(Stored records)
/---
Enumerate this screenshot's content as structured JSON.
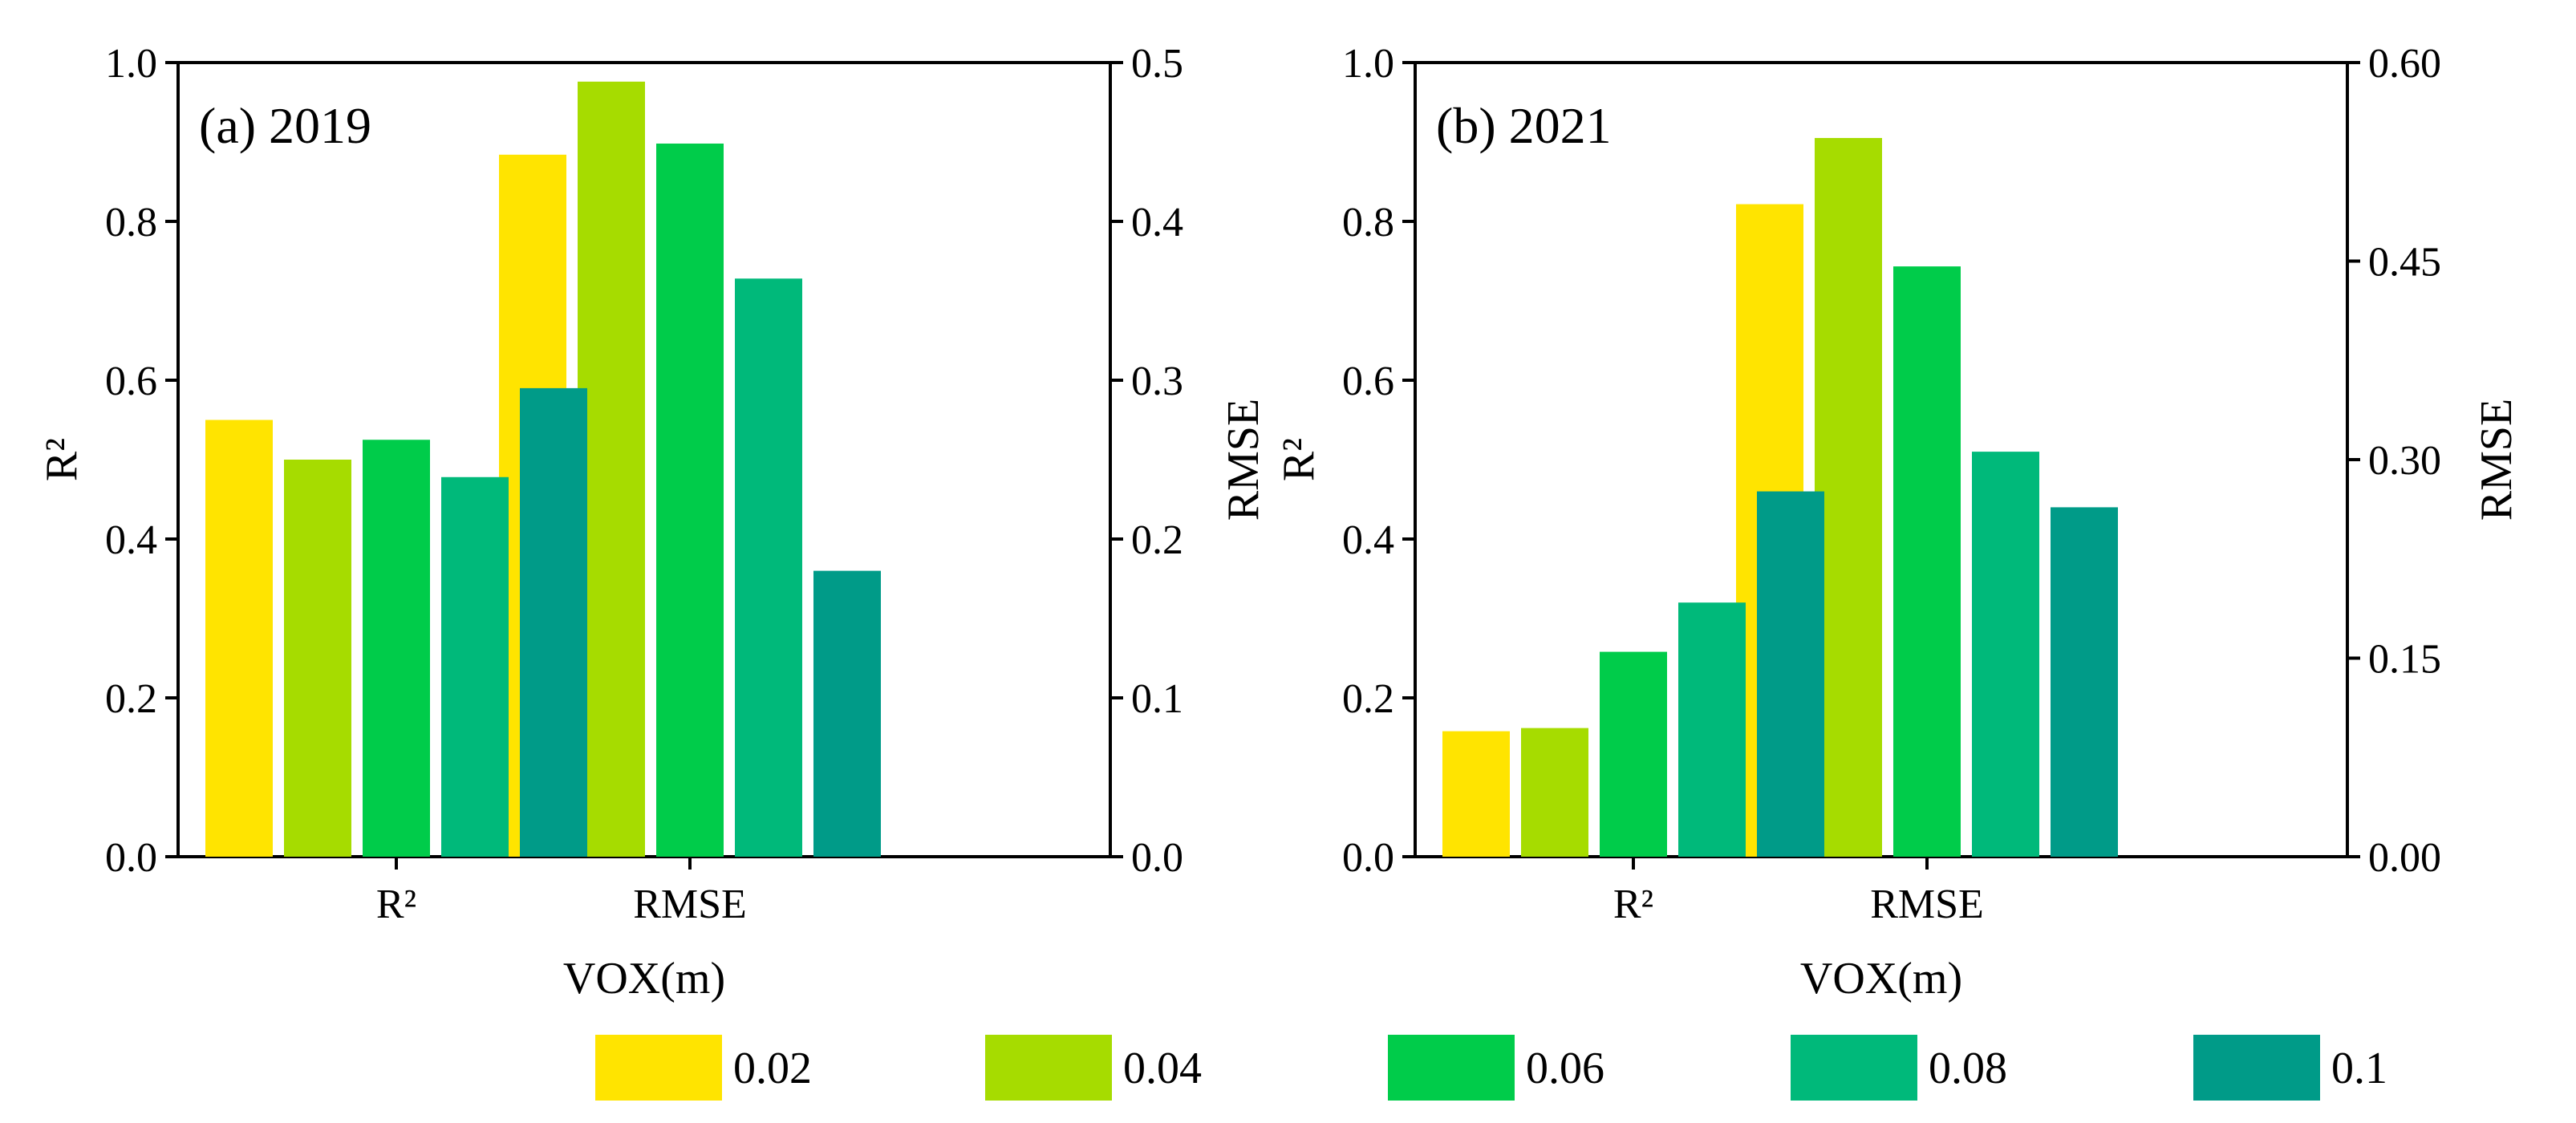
{
  "chart_data": [
    {
      "type": "bar",
      "title": "(a) 2019",
      "xlabel": "VOX(m)",
      "ylabel": "R²",
      "y2label": "RMSE",
      "groups": [
        "R²",
        "RMSE"
      ],
      "ylim": [
        0,
        1.0
      ],
      "y2lim": [
        0,
        0.5
      ],
      "yticks": [
        "0.0",
        "0.2",
        "0.4",
        "0.6",
        "0.8",
        "1.0"
      ],
      "y2ticks": [
        "0.0",
        "0.1",
        "0.2",
        "0.3",
        "0.4",
        "0.5"
      ],
      "series": [
        {
          "name": "0.02",
          "color": "#FFE400",
          "r2": 0.55,
          "rmse": 0.442
        },
        {
          "name": "0.04",
          "color": "#A6DC00",
          "r2": 0.5,
          "rmse": 0.488
        },
        {
          "name": "0.06",
          "color": "#00CC4A",
          "r2": 0.525,
          "rmse": 0.449
        },
        {
          "name": "0.08",
          "color": "#00B97A",
          "r2": 0.478,
          "rmse": 0.364
        },
        {
          "name": "0.1",
          "color": "#009B88",
          "r2": 0.59,
          "rmse": 0.18
        }
      ]
    },
    {
      "type": "bar",
      "title": "(b) 2021",
      "xlabel": "VOX(m)",
      "ylabel": "R²",
      "y2label": "RMSE",
      "groups": [
        "R²",
        "RMSE"
      ],
      "ylim": [
        0,
        1.0
      ],
      "y2lim": [
        0,
        0.6
      ],
      "yticks": [
        "0.0",
        "0.2",
        "0.4",
        "0.6",
        "0.8",
        "1.0"
      ],
      "y2ticks": [
        "0.00",
        "0.15",
        "0.30",
        "0.45",
        "0.60"
      ],
      "series": [
        {
          "name": "0.02",
          "color": "#FFE400",
          "r2": 0.158,
          "rmse": 0.493
        },
        {
          "name": "0.04",
          "color": "#A6DC00",
          "r2": 0.162,
          "rmse": 0.543
        },
        {
          "name": "0.06",
          "color": "#00CC4A",
          "r2": 0.258,
          "rmse": 0.446
        },
        {
          "name": "0.08",
          "color": "#00B97A",
          "r2": 0.32,
          "rmse": 0.306
        },
        {
          "name": "0.1",
          "color": "#009B88",
          "r2": 0.46,
          "rmse": 0.264
        }
      ]
    }
  ],
  "legend": {
    "entries": [
      {
        "label": "0.02",
        "color": "#FFE400"
      },
      {
        "label": "0.04",
        "color": "#A6DC00"
      },
      {
        "label": "0.06",
        "color": "#00CC4A"
      },
      {
        "label": "0.08",
        "color": "#00B97A"
      },
      {
        "label": "0.1",
        "color": "#009B88"
      }
    ]
  }
}
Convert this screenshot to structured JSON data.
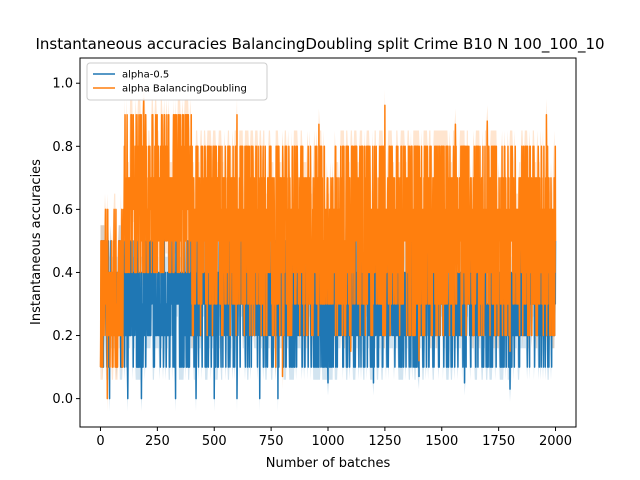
{
  "chart_data": {
    "type": "line",
    "title": "Instantaneous accuracies BalancingDoubling split Crime B10 N 100_100_10",
    "xlabel": "Number of batches",
    "ylabel": "Instantaneous accuracies",
    "xlim": [
      -90,
      2090
    ],
    "ylim": [
      -0.09,
      1.08
    ],
    "xticks": [
      0,
      250,
      500,
      750,
      1000,
      1250,
      1500,
      1750,
      2000
    ],
    "yticks": [
      0.0,
      0.2,
      0.4,
      0.6,
      0.8,
      1.0
    ],
    "xtick_labels": [
      "0",
      "250",
      "500",
      "750",
      "1000",
      "1250",
      "1500",
      "1750",
      "2000"
    ],
    "ytick_labels": [
      "0.0",
      "0.2",
      "0.4",
      "0.6",
      "0.8",
      "1.0"
    ],
    "grid": false,
    "legend": "top-left",
    "x_range": [
      0,
      2000
    ],
    "series": [
      {
        "name": "alpha-0.5",
        "color": "#1f77b4",
        "bands": [
          {
            "x": [
              0,
              800
            ],
            "range": [
              0.1,
              0.5
            ]
          },
          {
            "x": [
              800,
              2000
            ],
            "range": [
              0.1,
              0.5
            ]
          }
        ],
        "peaks": [
          [
            5,
            0.5
          ],
          [
            160,
            0.5
          ],
          [
            230,
            0.6
          ],
          [
            280,
            0.6
          ],
          [
            400,
            0.6
          ],
          [
            650,
            0.5
          ],
          [
            1100,
            0.55
          ],
          [
            1250,
            0.6
          ],
          [
            1500,
            0.6
          ],
          [
            1750,
            0.55
          ],
          [
            2000,
            0.5
          ]
        ],
        "dips": [
          [
            40,
            0.0
          ],
          [
            120,
            0.0
          ],
          [
            180,
            0.0
          ],
          [
            330,
            0.0
          ],
          [
            420,
            0.0
          ],
          [
            500,
            0.0
          ],
          [
            600,
            0.0
          ],
          [
            700,
            0.0
          ],
          [
            780,
            0.0
          ],
          [
            1000,
            0.05
          ],
          [
            1200,
            0.05
          ],
          [
            1400,
            0.07
          ],
          [
            1600,
            0.05
          ],
          [
            1800,
            0.03
          ]
        ]
      },
      {
        "name": "alpha BalancingDoubling",
        "color": "#ff7f0e",
        "bands": [
          {
            "x": [
              0,
              100
            ],
            "range": [
              0.1,
              0.6
            ]
          },
          {
            "x": [
              100,
              400
            ],
            "range": [
              0.35,
              0.9
            ]
          },
          {
            "x": [
              400,
              800
            ],
            "range": [
              0.2,
              0.85
            ]
          },
          {
            "x": [
              800,
              2000
            ],
            "range": [
              0.2,
              0.85
            ]
          }
        ],
        "peaks": [
          [
            190,
            0.95
          ],
          [
            230,
            0.9
          ],
          [
            300,
            0.9
          ],
          [
            600,
            0.9
          ],
          [
            960,
            0.87
          ],
          [
            1250,
            0.93
          ],
          [
            1560,
            0.87
          ],
          [
            1700,
            0.88
          ],
          [
            1960,
            0.9
          ]
        ],
        "dips": [
          [
            5,
            0.1
          ],
          [
            30,
            0.0
          ],
          [
            770,
            0.1
          ],
          [
            800,
            0.07
          ],
          [
            1100,
            0.15
          ],
          [
            1400,
            0.12
          ],
          [
            1800,
            0.15
          ]
        ]
      }
    ]
  }
}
\---
▶ **What needs to be done**: Leave every image out, and retype the material exactly.

▶ **Full response**:
Enumerate this screenshot's content as structured JSON.
{
  "chart_data": [
    {
      "type": "bar",
      "title": "(a) 2019",
      "xlabel": "VOX(m)",
      "ylabel": "R²",
      "y2label": "RMSE",
      "groups": [
        "R²",
        "RMSE"
      ],
      "ylim": [
        0,
        1.0
      ],
      "y2lim": [
        0,
        0.5
      ],
      "yticks": [
        "0.0",
        "0.2",
        "0.4",
        "0.6",
        "0.8",
        "1.0"
      ],
      "y2ticks": [
        "0.0",
        "0.1",
        "0.2",
        "0.3",
        "0.4",
        "0.5"
      ],
      "series": [
        {
          "name": "0.02",
          "color": "#FFE400",
          "r2": 0.55,
          "rmse": 0.442
        },
        {
          "name": "0.04",
          "color": "#A6DC00",
          "r2": 0.5,
          "rmse": 0.488
        },
        {
          "name": "0.06",
          "color": "#00CC4A",
          "r2": 0.525,
          "rmse": 0.449
        },
        {
          "name": "0.08",
          "color": "#00B97A",
          "r2": 0.478,
          "rmse": 0.364
        },
        {
          "name": "0.1",
          "color": "#009B88",
          "r2": 0.59,
          "rmse": 0.18
        }
      ]
    },
    {
      "type": "bar",
      "title": "(b) 2021",
      "xlabel": "VOX(m)",
      "ylabel": "R²",
      "y2label": "RMSE",
      "groups": [
        "R²",
        "RMSE"
      ],
      "ylim": [
        0,
        1.0
      ],
      "y2lim": [
        0,
        0.6
      ],
      "yticks": [
        "0.0",
        "0.2",
        "0.4",
        "0.6",
        "0.8",
        "1.0"
      ],
      "y2ticks": [
        "0.00",
        "0.15",
        "0.30",
        "0.45",
        "0.60"
      ],
      "series": [
        {
          "name": "0.02",
          "color": "#FFE400",
          "r2": 0.158,
          "rmse": 0.493
        },
        {
          "name": "0.04",
          "color": "#A6DC00",
          "r2": 0.162,
          "rmse": 0.543
        },
        {
          "name": "0.06",
          "color": "#00CC4A",
          "r2": 0.258,
          "rmse": 0.446
        },
        {
          "name": "0.08",
          "color": "#00B97A",
          "r2": 0.32,
          "rmse": 0.306
        },
        {
          "name": "0.1",
          "color": "#009B88",
          "r2": 0.46,
          "rmse": 0.264
        }
      ]
    }
  ],
  "legend": {
    "entries": [
      {
        "label": "0.02",
        "color": "#FFE400"
      },
      {
        "label": "0.04",
        "color": "#A6DC00"
      },
      {
        "label": "0.06",
        "color": "#00CC4A"
      },
      {
        "label": "0.08",
        "color": "#00B97A"
      },
      {
        "label": "0.1",
        "color": "#009B88"
      }
    ]
  }
}
Convert this screenshot to structured JSON data.
{
  "chart_data": {
    "type": "line",
    "title": "Instantaneous accuracies BalancingDoubling split Crime B10 N 100_100_10",
    "xlabel": "Number of batches",
    "ylabel": "Instantaneous accuracies",
    "xlim": [
      -90,
      2090
    ],
    "ylim": [
      -0.09,
      1.08
    ],
    "xticks": [
      0,
      250,
      500,
      750,
      1000,
      1250,
      1500,
      1750,
      2000
    ],
    "yticks": [
      0.0,
      0.2,
      0.4,
      0.6,
      0.8,
      1.0
    ],
    "xtick_labels": [
      "0",
      "250",
      "500",
      "750",
      "1000",
      "1250",
      "1500",
      "1750",
      "2000"
    ],
    "ytick_labels": [
      "0.0",
      "0.2",
      "0.4",
      "0.6",
      "0.8",
      "1.0"
    ],
    "grid": false,
    "legend": "top-left",
    "x_range": [
      0,
      2000
    ],
    "series": [
      {
        "name": "alpha-0.5",
        "color": "#1f77b4",
        "bands": [
          {
            "x": [
              0,
              800
            ],
            "range": [
              0.1,
              0.5
            ]
          },
          {
            "x": [
              800,
              2000
            ],
            "range": [
              0.1,
              0.5
            ]
          }
        ],
        "peaks": [
          [
            5,
            0.5
          ],
          [
            160,
            0.5
          ],
          [
            230,
            0.6
          ],
          [
            280,
            0.6
          ],
          [
            400,
            0.6
          ],
          [
            650,
            0.5
          ],
          [
            1100,
            0.55
          ],
          [
            1250,
            0.6
          ],
          [
            1500,
            0.6
          ],
          [
            1750,
            0.55
          ],
          [
            2000,
            0.5
          ]
        ],
        "dips": [
          [
            40,
            0.0
          ],
          [
            120,
            0.0
          ],
          [
            180,
            0.0
          ],
          [
            330,
            0.0
          ],
          [
            420,
            0.0
          ],
          [
            500,
            0.0
          ],
          [
            600,
            0.0
          ],
          [
            700,
            0.0
          ],
          [
            780,
            0.0
          ],
          [
            1000,
            0.05
          ],
          [
            1200,
            0.05
          ],
          [
            1400,
            0.07
          ],
          [
            1600,
            0.05
          ],
          [
            1800,
            0.03
          ]
        ]
      },
      {
        "name": "alpha BalancingDoubling",
        "color": "#ff7f0e",
        "bands": [
          {
            "x": [
              0,
              100
            ],
            "range": [
              0.1,
              0.6
            ]
          },
          {
            "x": [
              100,
              400
            ],
            "range": [
              0.35,
              0.9
            ]
          },
          {
            "x": [
              400,
              800
            ],
            "range": [
              0.2,
              0.85
            ]
          },
          {
            "x": [
              800,
              2000
            ],
            "range": [
              0.2,
              0.85
            ]
          }
        ],
        "peaks": [
          [
            190,
            0.95
          ],
          [
            230,
            0.9
          ],
          [
            300,
            0.9
          ],
          [
            600,
            0.9
          ],
          [
            960,
            0.87
          ],
          [
            1250,
            0.93
          ],
          [
            1560,
            0.87
          ],
          [
            1700,
            0.88
          ],
          [
            1960,
            0.9
          ]
        ],
        "dips": [
          [
            5,
            0.1
          ],
          [
            30,
            0.0
          ],
          [
            770,
            0.1
          ],
          [
            800,
            0.07
          ],
          [
            1100,
            0.15
          ],
          [
            1400,
            0.12
          ],
          [
            1800,
            0.15
          ]
        ]
      }
    ]
  }
}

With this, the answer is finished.